[WORK INSTRUCTIONS]: Report every line in the entries below that contains the string "sell". Case counts.

[RECORDS FOR THIS TASK]:
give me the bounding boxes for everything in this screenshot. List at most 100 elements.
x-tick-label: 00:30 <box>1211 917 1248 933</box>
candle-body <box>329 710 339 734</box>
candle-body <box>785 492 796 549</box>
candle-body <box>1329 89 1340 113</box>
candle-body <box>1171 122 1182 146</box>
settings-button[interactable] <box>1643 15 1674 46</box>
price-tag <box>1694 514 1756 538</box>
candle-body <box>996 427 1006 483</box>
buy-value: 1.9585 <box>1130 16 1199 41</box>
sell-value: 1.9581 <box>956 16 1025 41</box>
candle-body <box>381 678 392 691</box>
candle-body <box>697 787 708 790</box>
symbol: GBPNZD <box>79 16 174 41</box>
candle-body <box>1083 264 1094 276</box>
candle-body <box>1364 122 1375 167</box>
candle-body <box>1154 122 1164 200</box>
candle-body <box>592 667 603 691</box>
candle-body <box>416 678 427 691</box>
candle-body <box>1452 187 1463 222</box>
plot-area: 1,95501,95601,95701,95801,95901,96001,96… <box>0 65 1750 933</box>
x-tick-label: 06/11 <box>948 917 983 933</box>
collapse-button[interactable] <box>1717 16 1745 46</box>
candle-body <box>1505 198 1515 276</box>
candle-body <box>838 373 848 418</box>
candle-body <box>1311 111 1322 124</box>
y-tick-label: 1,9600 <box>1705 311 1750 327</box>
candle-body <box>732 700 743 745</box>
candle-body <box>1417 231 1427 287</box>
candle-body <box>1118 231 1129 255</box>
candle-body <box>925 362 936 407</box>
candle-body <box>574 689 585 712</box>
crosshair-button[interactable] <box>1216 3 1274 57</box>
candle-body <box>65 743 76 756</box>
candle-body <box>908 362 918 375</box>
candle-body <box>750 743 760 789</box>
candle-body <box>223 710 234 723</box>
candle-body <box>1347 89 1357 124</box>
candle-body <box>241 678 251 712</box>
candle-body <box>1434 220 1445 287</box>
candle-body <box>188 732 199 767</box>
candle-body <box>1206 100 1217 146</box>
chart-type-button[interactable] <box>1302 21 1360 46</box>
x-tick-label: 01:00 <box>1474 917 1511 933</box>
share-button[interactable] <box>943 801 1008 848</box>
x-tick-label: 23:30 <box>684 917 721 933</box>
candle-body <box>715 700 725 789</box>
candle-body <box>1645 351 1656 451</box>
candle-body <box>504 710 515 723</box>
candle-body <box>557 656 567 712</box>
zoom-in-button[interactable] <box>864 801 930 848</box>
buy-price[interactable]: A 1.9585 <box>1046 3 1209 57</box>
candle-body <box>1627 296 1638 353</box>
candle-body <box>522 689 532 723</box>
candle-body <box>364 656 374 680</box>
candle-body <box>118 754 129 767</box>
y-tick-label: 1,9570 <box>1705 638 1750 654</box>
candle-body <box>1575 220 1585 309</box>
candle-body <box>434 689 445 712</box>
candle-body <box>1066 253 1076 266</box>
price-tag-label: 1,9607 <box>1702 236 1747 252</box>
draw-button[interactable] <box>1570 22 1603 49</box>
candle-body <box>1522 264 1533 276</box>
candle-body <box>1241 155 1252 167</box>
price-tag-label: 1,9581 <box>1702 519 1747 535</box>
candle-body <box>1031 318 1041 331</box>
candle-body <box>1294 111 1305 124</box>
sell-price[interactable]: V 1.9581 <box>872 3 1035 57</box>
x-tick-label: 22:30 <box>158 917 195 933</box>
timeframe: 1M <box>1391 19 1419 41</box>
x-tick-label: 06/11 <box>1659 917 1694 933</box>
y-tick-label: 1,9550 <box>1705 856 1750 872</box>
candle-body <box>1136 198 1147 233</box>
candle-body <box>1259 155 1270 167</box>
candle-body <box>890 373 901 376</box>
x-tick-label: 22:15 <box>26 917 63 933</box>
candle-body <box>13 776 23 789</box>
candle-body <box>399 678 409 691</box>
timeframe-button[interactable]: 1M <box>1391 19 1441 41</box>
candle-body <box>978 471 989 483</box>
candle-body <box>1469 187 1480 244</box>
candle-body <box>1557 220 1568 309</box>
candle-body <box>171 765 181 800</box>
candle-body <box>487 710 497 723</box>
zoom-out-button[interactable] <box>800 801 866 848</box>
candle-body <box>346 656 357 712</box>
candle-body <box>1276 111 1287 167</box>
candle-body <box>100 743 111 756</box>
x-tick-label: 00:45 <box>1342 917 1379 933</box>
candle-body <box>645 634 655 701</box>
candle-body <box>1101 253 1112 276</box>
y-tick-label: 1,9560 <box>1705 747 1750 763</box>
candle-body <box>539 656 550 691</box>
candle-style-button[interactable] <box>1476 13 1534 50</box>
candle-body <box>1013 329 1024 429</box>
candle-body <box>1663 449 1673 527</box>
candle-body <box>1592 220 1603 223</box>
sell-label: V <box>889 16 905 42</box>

[WRITTEN ANSWER]:
sell-value: 1.9581 <box>956 16 1025 41</box>
sell-price[interactable]: V 1.9581 <box>872 3 1035 57</box>
sell-label: V <box>889 16 905 42</box>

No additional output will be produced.